→ **What you should do**
Write out the records below line for line, beginning at their first line and stopping after the line that contains "wire gate U3".

=== Provided records ===

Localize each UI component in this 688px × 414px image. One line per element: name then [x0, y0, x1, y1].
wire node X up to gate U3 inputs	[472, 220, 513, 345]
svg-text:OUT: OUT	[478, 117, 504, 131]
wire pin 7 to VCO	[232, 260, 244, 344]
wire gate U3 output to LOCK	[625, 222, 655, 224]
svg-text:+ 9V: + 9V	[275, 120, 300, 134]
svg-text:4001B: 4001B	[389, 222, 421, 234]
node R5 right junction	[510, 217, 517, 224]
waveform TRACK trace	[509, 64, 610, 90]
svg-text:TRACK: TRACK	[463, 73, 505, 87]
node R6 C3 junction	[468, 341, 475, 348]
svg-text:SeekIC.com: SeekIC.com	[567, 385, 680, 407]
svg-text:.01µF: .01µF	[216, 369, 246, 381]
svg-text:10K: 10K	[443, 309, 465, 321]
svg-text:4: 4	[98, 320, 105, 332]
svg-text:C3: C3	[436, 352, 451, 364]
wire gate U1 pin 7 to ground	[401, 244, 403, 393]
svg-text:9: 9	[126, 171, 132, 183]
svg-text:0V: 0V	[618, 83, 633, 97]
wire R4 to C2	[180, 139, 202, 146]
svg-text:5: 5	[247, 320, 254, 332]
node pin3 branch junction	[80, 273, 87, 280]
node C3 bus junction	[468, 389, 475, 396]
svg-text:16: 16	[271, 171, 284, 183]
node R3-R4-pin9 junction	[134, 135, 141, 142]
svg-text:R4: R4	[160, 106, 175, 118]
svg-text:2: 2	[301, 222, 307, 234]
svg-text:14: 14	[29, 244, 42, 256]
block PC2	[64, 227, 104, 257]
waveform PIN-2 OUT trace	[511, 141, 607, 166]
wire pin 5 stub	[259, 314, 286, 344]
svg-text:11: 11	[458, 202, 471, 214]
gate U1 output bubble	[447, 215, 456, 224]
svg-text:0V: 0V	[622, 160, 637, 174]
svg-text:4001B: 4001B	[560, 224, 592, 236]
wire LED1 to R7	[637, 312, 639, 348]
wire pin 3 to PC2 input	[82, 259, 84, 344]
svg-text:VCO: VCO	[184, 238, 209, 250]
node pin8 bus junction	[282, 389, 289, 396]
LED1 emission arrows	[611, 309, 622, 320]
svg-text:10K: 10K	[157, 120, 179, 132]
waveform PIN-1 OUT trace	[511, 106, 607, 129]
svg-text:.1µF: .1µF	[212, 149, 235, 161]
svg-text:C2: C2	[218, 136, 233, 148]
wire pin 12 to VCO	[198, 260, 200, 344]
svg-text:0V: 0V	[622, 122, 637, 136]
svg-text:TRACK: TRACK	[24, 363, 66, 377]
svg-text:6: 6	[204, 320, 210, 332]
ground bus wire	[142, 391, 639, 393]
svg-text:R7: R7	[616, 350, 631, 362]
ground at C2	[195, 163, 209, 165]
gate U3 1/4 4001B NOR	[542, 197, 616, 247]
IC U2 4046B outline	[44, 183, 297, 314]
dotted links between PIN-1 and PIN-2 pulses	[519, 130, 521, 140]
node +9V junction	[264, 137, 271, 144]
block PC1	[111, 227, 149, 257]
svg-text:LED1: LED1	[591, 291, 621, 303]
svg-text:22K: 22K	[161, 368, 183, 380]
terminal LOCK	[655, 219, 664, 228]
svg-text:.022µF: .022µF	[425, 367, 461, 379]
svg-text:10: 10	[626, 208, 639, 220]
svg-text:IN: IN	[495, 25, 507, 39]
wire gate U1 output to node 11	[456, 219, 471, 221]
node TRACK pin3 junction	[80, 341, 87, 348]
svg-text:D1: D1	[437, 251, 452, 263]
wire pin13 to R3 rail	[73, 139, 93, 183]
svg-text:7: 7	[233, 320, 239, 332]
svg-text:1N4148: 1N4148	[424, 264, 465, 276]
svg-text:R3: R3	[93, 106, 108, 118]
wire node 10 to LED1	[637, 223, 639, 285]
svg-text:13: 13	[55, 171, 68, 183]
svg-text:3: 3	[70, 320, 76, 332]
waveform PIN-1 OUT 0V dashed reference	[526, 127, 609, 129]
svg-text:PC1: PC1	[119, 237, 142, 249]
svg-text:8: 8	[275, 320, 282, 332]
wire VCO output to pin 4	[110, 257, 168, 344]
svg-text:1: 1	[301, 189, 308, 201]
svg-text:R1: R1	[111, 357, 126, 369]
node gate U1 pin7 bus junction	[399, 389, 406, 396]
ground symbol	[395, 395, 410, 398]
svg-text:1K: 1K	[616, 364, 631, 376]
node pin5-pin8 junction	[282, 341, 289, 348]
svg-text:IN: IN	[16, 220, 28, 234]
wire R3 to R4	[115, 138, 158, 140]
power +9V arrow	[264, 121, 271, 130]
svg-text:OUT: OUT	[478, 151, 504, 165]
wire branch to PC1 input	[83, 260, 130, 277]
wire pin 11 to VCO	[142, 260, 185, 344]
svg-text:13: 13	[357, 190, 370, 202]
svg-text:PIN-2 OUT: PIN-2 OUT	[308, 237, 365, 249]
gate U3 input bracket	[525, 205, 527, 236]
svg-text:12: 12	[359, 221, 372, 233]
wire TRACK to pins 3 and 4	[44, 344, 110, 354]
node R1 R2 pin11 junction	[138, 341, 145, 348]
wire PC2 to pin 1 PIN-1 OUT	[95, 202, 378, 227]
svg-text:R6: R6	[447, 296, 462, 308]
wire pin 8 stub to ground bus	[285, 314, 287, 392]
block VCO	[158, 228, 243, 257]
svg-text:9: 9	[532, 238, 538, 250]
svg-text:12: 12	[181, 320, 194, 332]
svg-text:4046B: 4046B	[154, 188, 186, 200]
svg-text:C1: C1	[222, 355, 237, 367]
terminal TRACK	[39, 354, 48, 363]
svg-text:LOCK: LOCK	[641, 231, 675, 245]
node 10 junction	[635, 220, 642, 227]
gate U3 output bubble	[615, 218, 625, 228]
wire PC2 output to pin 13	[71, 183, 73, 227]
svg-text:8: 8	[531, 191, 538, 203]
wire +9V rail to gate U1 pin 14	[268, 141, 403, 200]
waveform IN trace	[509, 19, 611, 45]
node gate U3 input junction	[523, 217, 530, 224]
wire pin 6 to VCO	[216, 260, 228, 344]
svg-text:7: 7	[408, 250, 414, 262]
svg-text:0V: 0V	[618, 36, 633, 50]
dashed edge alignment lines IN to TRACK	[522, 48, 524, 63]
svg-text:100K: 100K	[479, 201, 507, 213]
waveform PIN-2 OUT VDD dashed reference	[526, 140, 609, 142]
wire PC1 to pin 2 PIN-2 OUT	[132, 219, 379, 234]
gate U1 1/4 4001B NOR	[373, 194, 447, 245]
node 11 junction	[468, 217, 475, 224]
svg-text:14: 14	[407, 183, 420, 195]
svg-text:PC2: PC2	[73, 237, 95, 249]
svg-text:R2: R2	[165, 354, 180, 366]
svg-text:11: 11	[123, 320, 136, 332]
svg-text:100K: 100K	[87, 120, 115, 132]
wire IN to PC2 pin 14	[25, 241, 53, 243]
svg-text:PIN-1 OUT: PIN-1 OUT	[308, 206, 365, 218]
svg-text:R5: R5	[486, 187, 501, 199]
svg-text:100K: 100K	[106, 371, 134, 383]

===

→ **Correct answer**
Localize each UI component in this 688px × 414px image. One line per element: name then [x0, y0, x1, y1].
wire node X up to gate U3 inputs	[472, 220, 513, 345]
svg-text:OUT: OUT	[478, 117, 504, 131]
wire pin 7 to VCO	[232, 260, 244, 344]
wire gate U3 output to LOCK	[625, 222, 655, 224]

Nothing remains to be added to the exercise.